RECORDS SUPPLIED:
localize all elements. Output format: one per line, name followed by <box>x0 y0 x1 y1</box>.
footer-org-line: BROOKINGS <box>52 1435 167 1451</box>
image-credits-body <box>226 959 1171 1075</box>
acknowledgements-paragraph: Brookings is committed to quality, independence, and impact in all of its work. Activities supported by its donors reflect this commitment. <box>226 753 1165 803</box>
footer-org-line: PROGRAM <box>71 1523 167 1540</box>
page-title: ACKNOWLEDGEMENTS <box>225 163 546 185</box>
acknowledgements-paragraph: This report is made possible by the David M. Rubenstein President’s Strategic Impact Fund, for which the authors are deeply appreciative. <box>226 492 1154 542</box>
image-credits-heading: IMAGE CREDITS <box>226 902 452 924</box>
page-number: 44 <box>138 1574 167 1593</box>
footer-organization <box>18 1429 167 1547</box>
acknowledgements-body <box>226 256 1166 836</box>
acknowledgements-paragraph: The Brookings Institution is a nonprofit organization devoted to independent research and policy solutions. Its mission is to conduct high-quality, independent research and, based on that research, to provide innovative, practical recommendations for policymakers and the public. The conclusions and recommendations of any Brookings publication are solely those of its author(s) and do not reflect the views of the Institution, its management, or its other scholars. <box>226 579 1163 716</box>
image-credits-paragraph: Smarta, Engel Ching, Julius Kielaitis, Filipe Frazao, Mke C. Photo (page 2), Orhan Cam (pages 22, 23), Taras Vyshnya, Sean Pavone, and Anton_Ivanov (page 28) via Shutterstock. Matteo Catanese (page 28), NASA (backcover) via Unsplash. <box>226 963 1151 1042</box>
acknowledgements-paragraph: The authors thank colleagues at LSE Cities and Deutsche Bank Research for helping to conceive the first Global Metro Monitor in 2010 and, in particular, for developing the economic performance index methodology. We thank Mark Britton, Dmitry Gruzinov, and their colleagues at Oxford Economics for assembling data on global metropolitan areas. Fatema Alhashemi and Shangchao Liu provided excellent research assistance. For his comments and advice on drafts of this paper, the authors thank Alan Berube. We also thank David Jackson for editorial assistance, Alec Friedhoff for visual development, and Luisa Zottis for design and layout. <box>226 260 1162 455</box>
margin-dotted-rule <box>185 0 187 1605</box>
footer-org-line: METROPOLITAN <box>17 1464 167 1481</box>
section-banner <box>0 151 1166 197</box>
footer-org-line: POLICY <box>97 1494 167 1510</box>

WRITTEN PROBLEM: Repeat every line of the records above word for word, changing nothing.

WRITTEN SOLUTION:
localize all elements. Output format: one per line, name followed by <box>x0 y0 x1 y1</box>.
footer-org-line: BROOKINGS <box>52 1435 167 1451</box>
image-credits-body <box>226 959 1171 1075</box>
acknowledgements-paragraph: Brookings is committed to quality, independence, and impact in all of its work. Activities supported by its donors reflect this commitment. <box>226 753 1165 803</box>
footer-org-line: PROGRAM <box>71 1523 167 1540</box>
page-title: ACKNOWLEDGEMENTS <box>225 163 546 185</box>
acknowledgements-paragraph: This report is made possible by the David M. Rubenstein President’s Strategic Impact Fund, for which the authors are deeply appreciative. <box>226 492 1154 542</box>
image-credits-heading: IMAGE CREDITS <box>226 902 452 924</box>
page-number: 44 <box>138 1574 167 1593</box>
footer-organization <box>18 1429 167 1547</box>
acknowledgements-body <box>226 256 1166 836</box>
acknowledgements-paragraph: The Brookings Institution is a nonprofit organization devoted to independent research and policy solutions. Its mission is to conduct high-quality, independent research and, based on that research, to provide innovative, practical recommendations for policymakers and the public. The conclusions and recommendations of any Brookings publication are solely those of its author(s) and do not reflect the views of the Institution, its management, or its other scholars. <box>226 579 1163 716</box>
image-credits-paragraph: Smarta, Engel Ching, Julius Kielaitis, Filipe Frazao, Mke C. Photo (page 2), Orhan Cam (pages 22, 23), Taras Vyshnya, Sean Pavone, and Anton_Ivanov (page 28) via Shutterstock. Matteo Catanese (page 28), NASA (backcover) via Unsplash. <box>226 963 1151 1042</box>
acknowledgements-paragraph: The authors thank colleagues at LSE Cities and Deutsche Bank Research for helping to conceive the first Global Metro Monitor in 2010 and, in particular, for developing the economic performance index methodology. We thank Mark Britton, Dmitry Gruzinov, and their colleagues at Oxford Economics for assembling data on global metropolitan areas. Fatema Alhashemi and Shangchao Liu provided excellent research assistance. For his comments and advice on drafts of this paper, the authors thank Alan Berube. We also thank David Jackson for editorial assistance, Alec Friedhoff for visual development, and Luisa Zottis for design and layout. <box>226 260 1162 455</box>
margin-dotted-rule <box>185 0 187 1605</box>
footer-org-line: METROPOLITAN <box>17 1464 167 1481</box>
section-banner <box>0 151 1166 197</box>
footer-org-line: POLICY <box>97 1494 167 1510</box>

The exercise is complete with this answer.